[Figure data in JSON]
● ● ● ● ●

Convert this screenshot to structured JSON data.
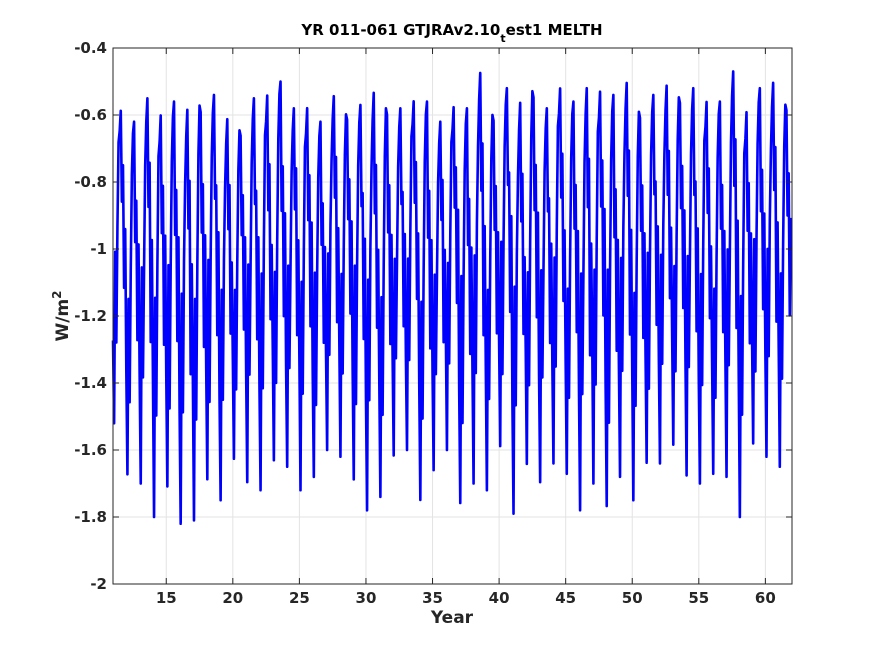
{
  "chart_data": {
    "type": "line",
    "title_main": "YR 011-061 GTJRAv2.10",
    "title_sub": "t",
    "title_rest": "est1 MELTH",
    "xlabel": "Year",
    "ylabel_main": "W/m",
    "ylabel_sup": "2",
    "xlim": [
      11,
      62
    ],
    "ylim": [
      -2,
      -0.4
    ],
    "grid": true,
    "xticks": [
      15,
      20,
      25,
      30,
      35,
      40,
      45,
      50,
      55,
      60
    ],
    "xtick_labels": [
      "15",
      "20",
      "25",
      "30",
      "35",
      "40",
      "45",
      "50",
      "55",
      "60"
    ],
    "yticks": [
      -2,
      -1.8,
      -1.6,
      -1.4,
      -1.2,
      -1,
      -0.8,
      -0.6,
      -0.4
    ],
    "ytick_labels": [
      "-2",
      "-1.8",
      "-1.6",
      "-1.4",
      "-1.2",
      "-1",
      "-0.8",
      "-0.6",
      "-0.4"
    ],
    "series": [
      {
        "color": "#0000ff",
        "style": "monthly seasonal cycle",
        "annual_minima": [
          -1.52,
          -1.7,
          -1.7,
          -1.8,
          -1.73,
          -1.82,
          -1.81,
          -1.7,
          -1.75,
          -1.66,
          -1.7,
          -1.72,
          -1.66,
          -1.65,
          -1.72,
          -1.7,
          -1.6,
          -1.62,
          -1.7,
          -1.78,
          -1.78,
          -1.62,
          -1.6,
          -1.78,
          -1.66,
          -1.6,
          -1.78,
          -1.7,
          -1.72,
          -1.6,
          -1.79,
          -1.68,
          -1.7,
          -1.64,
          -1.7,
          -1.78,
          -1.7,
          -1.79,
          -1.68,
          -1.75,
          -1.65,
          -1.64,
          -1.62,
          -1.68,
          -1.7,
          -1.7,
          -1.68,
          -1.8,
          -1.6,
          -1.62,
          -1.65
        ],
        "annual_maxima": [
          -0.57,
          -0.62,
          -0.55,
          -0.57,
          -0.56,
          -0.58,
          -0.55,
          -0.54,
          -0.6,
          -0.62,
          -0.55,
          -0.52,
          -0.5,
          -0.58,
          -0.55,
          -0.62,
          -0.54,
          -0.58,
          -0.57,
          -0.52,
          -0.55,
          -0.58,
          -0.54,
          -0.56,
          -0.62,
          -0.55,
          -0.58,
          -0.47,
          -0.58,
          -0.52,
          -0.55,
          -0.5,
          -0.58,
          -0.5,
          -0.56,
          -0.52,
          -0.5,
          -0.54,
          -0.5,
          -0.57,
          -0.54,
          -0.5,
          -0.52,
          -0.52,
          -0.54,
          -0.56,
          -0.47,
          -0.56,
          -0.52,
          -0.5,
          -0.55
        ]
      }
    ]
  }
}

● ● ● ● ●

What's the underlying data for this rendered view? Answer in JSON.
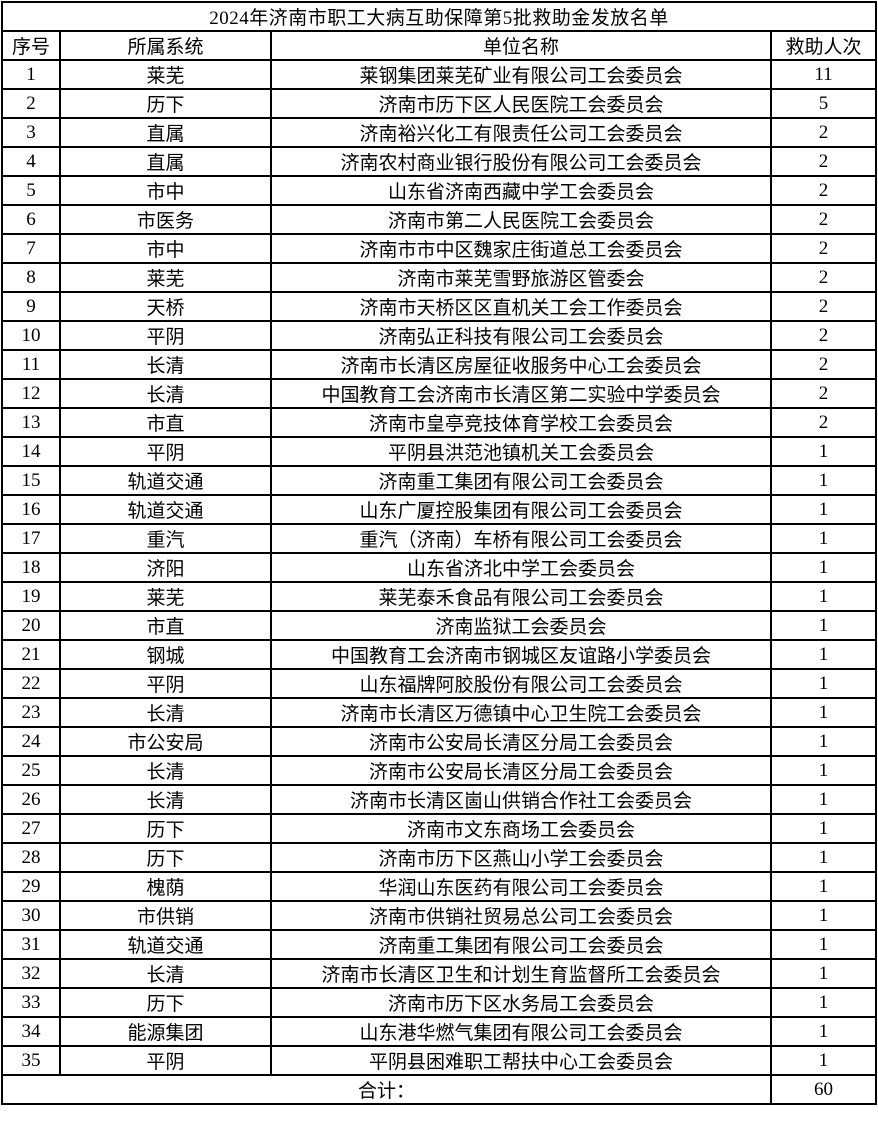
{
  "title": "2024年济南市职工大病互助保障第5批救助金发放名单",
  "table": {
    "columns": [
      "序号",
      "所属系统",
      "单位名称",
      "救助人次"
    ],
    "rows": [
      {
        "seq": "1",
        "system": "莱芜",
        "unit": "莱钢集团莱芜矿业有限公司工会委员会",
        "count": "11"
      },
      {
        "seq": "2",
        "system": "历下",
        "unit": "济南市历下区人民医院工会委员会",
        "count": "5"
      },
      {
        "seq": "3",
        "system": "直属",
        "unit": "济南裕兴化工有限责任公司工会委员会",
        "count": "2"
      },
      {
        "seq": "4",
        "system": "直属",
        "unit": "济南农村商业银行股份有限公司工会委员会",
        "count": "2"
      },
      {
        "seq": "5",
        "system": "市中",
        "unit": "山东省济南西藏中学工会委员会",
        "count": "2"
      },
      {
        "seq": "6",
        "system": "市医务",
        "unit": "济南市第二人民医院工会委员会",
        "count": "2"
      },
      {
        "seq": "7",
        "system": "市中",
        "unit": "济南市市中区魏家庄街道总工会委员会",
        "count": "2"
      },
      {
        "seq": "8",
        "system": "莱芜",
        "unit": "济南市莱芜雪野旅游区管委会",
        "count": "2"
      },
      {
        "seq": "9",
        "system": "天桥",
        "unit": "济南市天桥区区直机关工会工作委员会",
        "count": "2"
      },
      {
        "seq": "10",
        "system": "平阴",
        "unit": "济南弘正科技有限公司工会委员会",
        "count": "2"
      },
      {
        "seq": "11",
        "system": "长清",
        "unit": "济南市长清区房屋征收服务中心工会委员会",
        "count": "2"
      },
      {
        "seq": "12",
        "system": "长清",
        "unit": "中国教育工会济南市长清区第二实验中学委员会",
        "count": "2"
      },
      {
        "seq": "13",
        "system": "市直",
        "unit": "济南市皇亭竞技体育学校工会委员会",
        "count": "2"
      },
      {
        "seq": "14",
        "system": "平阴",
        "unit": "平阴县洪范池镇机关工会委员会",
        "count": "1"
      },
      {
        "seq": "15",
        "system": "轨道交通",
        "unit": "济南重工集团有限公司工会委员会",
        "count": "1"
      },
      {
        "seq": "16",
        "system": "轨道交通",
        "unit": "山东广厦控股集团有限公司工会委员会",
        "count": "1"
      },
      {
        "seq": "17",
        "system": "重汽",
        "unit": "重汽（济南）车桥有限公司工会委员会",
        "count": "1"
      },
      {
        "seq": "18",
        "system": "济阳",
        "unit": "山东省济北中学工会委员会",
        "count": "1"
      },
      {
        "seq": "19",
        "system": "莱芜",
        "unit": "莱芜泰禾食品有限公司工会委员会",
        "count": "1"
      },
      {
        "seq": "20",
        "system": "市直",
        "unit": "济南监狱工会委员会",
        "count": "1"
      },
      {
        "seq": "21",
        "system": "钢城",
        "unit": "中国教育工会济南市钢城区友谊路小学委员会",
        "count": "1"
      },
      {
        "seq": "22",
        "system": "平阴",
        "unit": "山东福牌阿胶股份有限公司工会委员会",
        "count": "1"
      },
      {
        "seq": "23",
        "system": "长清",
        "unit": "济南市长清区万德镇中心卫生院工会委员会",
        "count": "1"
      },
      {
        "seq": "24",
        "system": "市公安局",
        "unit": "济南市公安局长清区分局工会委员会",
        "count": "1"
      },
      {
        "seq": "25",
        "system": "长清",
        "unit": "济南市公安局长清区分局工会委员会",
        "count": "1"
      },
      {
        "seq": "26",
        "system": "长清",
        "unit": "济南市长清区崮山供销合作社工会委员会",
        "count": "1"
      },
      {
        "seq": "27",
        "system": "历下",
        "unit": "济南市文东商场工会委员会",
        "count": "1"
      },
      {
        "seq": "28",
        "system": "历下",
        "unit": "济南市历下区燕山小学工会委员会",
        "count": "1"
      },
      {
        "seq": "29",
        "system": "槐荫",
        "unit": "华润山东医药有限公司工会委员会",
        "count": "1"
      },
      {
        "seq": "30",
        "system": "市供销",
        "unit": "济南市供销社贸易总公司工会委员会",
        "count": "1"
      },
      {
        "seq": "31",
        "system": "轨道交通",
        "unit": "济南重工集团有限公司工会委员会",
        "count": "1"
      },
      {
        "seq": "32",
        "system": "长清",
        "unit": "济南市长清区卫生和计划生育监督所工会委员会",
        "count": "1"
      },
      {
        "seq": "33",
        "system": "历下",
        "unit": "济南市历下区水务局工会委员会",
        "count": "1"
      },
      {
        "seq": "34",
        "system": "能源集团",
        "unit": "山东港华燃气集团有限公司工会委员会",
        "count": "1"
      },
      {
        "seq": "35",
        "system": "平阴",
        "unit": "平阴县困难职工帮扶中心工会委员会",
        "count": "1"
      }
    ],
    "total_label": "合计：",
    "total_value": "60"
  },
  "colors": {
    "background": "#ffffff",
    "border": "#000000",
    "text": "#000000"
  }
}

● ● ● ● ●

■ **What the task requires**
Your task is to list each line of the records with the word "this".

■ **Right answer**
Convert this screenshot to structured JSON data.
What's the underlying data for this rendered view? Answer in JSON.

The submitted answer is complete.